▶ _Exercise task_: Rewrite the lines below with "grid-line" renamed to "divider-line" wherever it occurs, leaving everything else unchanged and omitting the picture.

------------------------------

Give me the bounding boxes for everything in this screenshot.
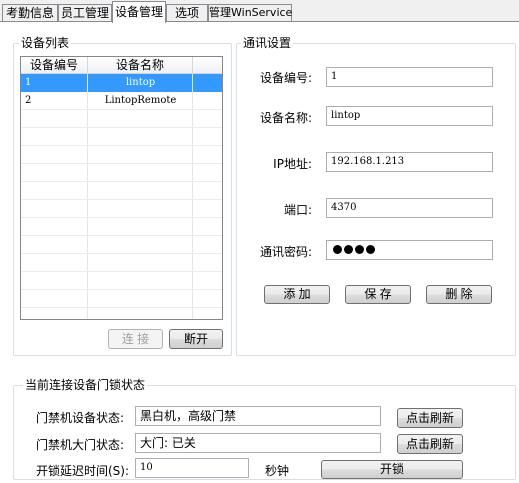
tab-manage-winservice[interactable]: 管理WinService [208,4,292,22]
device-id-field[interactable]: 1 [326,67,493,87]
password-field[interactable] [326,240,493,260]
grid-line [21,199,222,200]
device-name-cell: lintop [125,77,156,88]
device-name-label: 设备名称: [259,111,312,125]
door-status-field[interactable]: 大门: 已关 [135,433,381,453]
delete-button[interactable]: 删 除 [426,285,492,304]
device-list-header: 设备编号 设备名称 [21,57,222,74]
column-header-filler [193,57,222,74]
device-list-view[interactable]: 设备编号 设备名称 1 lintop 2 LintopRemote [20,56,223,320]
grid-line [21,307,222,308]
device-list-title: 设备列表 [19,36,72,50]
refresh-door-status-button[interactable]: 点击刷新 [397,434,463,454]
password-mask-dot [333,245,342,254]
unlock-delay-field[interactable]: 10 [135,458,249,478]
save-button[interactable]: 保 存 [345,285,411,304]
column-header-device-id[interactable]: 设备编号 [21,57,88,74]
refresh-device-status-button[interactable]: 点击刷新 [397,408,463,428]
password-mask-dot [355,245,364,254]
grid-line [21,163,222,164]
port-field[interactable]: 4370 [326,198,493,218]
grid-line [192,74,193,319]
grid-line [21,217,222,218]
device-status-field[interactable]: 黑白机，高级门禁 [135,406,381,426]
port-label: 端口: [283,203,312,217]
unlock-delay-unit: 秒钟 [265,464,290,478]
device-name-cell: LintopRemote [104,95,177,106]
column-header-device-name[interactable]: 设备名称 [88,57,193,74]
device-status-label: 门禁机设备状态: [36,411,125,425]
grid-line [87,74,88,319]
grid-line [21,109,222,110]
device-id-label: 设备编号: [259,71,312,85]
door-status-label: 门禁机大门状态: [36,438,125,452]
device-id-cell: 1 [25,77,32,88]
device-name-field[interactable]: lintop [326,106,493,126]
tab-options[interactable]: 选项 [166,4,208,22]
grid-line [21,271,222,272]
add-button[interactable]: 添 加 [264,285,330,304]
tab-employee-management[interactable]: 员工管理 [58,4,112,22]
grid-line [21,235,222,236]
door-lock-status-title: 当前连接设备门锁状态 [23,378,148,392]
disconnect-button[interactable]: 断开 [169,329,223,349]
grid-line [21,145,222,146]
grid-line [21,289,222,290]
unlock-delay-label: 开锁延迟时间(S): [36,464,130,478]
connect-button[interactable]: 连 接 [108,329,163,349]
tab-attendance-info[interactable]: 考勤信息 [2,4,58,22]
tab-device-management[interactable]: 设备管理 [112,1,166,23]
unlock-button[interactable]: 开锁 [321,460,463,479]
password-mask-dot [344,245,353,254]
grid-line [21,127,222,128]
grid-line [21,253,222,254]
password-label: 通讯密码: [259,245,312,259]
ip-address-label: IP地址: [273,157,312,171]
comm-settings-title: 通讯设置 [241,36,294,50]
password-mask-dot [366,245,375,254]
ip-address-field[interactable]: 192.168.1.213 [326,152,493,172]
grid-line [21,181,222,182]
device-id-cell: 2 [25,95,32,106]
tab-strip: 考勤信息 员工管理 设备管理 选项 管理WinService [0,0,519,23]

------------------------------

▶ _In response_:
Give me the bounding boxes for everything in this screenshot.
tab-manage-winservice[interactable]: 管理WinService [208,4,292,22]
device-id-field[interactable]: 1 [326,67,493,87]
password-field[interactable] [326,240,493,260]
divider-line [21,199,222,200]
device-name-cell: lintop [125,77,156,88]
device-name-label: 设备名称: [259,111,312,125]
door-status-field[interactable]: 大门: 已关 [135,433,381,453]
delete-button[interactable]: 删 除 [426,285,492,304]
device-list-header: 设备编号 设备名称 [21,57,222,74]
column-header-filler [193,57,222,74]
device-list-view[interactable]: 设备编号 设备名称 1 lintop 2 LintopRemote [20,56,223,320]
divider-line [21,307,222,308]
device-list-title: 设备列表 [19,36,72,50]
refresh-door-status-button[interactable]: 点击刷新 [397,434,463,454]
password-mask-dot [333,245,342,254]
unlock-delay-field[interactable]: 10 [135,458,249,478]
save-button[interactable]: 保 存 [345,285,411,304]
column-header-device-id[interactable]: 设备编号 [21,57,88,74]
refresh-device-status-button[interactable]: 点击刷新 [397,408,463,428]
password-mask-dot [355,245,364,254]
divider-line [21,163,222,164]
port-field[interactable]: 4370 [326,198,493,218]
divider-line [192,74,193,319]
divider-line [21,217,222,218]
device-status-field[interactable]: 黑白机，高级门禁 [135,406,381,426]
port-label: 端口: [283,203,312,217]
unlock-delay-unit: 秒钟 [265,464,290,478]
device-name-cell: LintopRemote [104,95,177,106]
column-header-device-name[interactable]: 设备名称 [88,57,193,74]
device-status-label: 门禁机设备状态: [36,411,125,425]
divider-line [87,74,88,319]
divider-line [21,109,222,110]
device-id-label: 设备编号: [259,71,312,85]
door-status-label: 门禁机大门状态: [36,438,125,452]
device-id-cell: 1 [25,77,32,88]
device-name-field[interactable]: lintop [326,106,493,126]
tab-options[interactable]: 选项 [166,4,208,22]
divider-line [21,271,222,272]
add-button[interactable]: 添 加 [264,285,330,304]
tab-employee-management[interactable]: 员工管理 [58,4,112,22]
divider-line [21,235,222,236]
door-lock-status-title: 当前连接设备门锁状态 [23,378,148,392]
disconnect-button[interactable]: 断开 [169,329,223,349]
divider-line [21,145,222,146]
divider-line [21,289,222,290]
unlock-delay-label: 开锁延迟时间(S): [36,464,130,478]
connect-button[interactable]: 连 接 [108,329,163,349]
tab-attendance-info[interactable]: 考勤信息 [2,4,58,22]
tab-device-management[interactable]: 设备管理 [112,1,166,23]
unlock-button[interactable]: 开锁 [321,460,463,479]
password-mask-dot [344,245,353,254]
divider-line [21,127,222,128]
divider-line [21,253,222,254]
password-label: 通讯密码: [259,245,312,259]
ip-address-label: IP地址: [273,157,312,171]
comm-settings-title: 通讯设置 [241,36,294,50]
password-mask-dot [366,245,375,254]
ip-address-field[interactable]: 192.168.1.213 [326,152,493,172]
divider-line [21,181,222,182]
device-id-cell: 2 [25,95,32,106]
tab-strip: 考勤信息 员工管理 设备管理 选项 管理WinService [0,0,519,23]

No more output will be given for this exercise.